* DIRECTIONS FOR THIS TASK:
Find every line containing the word "JSON" in the records below; report only how many there are.

* EXERCISE DATA:
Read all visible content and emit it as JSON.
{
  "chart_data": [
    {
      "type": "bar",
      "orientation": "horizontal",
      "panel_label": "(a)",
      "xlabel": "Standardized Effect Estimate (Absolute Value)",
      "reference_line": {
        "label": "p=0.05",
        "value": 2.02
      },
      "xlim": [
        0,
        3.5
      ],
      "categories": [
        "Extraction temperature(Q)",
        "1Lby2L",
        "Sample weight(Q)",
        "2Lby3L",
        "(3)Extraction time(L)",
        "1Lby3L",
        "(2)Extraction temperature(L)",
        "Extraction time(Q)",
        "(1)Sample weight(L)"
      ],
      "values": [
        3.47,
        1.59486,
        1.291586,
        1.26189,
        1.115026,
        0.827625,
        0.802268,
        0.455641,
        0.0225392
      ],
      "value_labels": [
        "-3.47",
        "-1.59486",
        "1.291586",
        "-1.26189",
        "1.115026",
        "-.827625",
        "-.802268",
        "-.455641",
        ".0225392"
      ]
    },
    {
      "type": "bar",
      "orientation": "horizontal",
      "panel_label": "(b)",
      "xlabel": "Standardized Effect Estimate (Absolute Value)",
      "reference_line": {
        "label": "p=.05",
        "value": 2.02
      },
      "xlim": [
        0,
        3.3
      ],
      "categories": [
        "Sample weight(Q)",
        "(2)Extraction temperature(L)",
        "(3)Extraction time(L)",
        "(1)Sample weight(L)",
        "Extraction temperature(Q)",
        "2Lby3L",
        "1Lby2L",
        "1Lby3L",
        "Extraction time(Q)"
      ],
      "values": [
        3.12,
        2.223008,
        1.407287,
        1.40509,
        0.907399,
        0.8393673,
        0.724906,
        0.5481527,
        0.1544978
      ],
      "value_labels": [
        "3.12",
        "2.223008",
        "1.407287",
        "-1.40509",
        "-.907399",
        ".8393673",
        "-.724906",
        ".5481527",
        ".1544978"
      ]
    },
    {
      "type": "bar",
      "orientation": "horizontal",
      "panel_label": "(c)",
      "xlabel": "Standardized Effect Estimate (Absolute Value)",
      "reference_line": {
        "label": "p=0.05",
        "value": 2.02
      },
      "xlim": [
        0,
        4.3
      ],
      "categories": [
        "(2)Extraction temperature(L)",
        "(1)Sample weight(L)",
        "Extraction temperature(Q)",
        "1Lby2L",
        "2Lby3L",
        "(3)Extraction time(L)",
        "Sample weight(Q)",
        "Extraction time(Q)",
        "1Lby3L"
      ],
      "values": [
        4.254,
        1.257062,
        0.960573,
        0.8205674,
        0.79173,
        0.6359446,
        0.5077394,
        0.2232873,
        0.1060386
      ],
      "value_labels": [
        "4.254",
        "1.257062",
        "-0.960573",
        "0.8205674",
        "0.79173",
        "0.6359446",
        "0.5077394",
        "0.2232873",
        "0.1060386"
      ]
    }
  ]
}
---
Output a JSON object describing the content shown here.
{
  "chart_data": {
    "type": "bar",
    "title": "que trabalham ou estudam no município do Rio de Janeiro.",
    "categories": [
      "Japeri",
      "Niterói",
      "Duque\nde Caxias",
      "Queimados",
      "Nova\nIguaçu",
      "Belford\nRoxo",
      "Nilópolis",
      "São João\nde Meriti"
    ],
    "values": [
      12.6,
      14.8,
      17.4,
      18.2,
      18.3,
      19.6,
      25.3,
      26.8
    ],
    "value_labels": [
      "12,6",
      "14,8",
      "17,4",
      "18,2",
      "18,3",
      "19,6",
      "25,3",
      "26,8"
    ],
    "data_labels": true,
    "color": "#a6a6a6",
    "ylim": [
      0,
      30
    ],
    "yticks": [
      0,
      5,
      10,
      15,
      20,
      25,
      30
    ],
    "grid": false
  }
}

* THE ANSWER:
2